[Collected data entries]
━━━━━━━━━━

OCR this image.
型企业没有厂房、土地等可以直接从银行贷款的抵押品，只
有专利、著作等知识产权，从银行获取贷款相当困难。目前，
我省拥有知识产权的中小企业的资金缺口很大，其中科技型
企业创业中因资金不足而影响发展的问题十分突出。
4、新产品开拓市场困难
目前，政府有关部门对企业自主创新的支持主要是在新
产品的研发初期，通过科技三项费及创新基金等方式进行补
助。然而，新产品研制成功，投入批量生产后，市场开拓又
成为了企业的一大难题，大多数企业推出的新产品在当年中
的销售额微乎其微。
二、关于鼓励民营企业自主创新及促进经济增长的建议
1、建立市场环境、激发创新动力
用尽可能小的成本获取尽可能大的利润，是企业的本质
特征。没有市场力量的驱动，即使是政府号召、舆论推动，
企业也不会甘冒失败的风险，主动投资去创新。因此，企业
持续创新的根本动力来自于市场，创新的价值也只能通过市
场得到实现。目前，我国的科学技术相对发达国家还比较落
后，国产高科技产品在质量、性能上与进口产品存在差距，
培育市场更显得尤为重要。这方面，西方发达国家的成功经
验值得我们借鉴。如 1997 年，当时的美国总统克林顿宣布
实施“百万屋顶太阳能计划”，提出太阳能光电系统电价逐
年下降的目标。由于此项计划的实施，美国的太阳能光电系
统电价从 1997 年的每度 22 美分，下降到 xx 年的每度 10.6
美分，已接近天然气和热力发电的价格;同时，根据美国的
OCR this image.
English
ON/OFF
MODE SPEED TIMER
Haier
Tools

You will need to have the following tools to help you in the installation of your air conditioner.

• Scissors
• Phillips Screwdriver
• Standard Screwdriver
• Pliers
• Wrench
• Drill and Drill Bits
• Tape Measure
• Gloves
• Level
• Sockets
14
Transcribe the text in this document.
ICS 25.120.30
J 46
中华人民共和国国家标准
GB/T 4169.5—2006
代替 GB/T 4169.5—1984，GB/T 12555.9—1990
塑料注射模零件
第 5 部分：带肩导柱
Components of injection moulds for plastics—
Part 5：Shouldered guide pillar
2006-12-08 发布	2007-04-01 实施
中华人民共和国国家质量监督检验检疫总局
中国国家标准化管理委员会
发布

━━━━━━━━━━

▶ _Directions for this task_: What do the records say? Quote them all exactly.

▶ _Problem solution_:
OCR this image.
型企业没有厂房、土地等可以直接从银行贷款的抵押品，只
有专利、著作等知识产权，从银行获取贷款相当困难。目前，
我省拥有知识产权的中小企业的资金缺口很大，其中科技型
企业创业中因资金不足而影响发展的问题十分突出。
4、新产品开拓市场困难
目前，政府有关部门对企业自主创新的支持主要是在新
产品的研发初期，通过科技三项费及创新基金等方式进行补
助。然而，新产品研制成功，投入批量生产后，市场开拓又
成为了企业的一大难题，大多数企业推出的新产品在当年中
的销售额微乎其微。
二、关于鼓励民营企业自主创新及促进经济增长的建议
1、建立市场环境、激发创新动力
用尽可能小的成本获取尽可能大的利润，是企业的本质
特征。没有市场力量的驱动，即使是政府号召、舆论推动，
企业也不会甘冒失败的风险，主动投资去创新。因此，企业
持续创新的根本动力来自于市场，创新的价值也只能通过市
场得到实现。目前，我国的科学技术相对发达国家还比较落
后，国产高科技产品在质量、性能上与进口产品存在差距，
培育市场更显得尤为重要。这方面，西方发达国家的成功经
验值得我们借鉴。如 1997 年，当时的美国总统克林顿宣布
实施“百万屋顶太阳能计划”，提出太阳能光电系统电价逐
年下降的目标。由于此项计划的实施，美国的太阳能光电系
统电价从 1997 年的每度 22 美分，下降到 xx 年的每度 10.6
美分，已接近天然气和热力发电的价格;同时，根据美国的
OCR this image.
English
ON/OFF
MODE SPEED TIMER
Haier
Tools

You will need to have the following tools to help you in the installation of your air conditioner.

• Scissors
• Phillips Screwdriver
• Standard Screwdriver
• Pliers
• Wrench
• Drill and Drill Bits
• Tape Measure
• Gloves
• Level
• Sockets
14
Transcribe the text in this document.
ICS 25.120.30
J 46
中华人民共和国国家标准
GB/T 4169.5—2006
代替 GB/T 4169.5—1984，GB/T 12555.9—1990
塑料注射模零件
第 5 部分：带肩导柱
Components of injection moulds for plastics—
Part 5：Shouldered guide pillar
2006-12-08 发布	2007-04-01 实施
中华人民共和国国家质量监督检验检疫总局
中国国家标准化管理委员会
发布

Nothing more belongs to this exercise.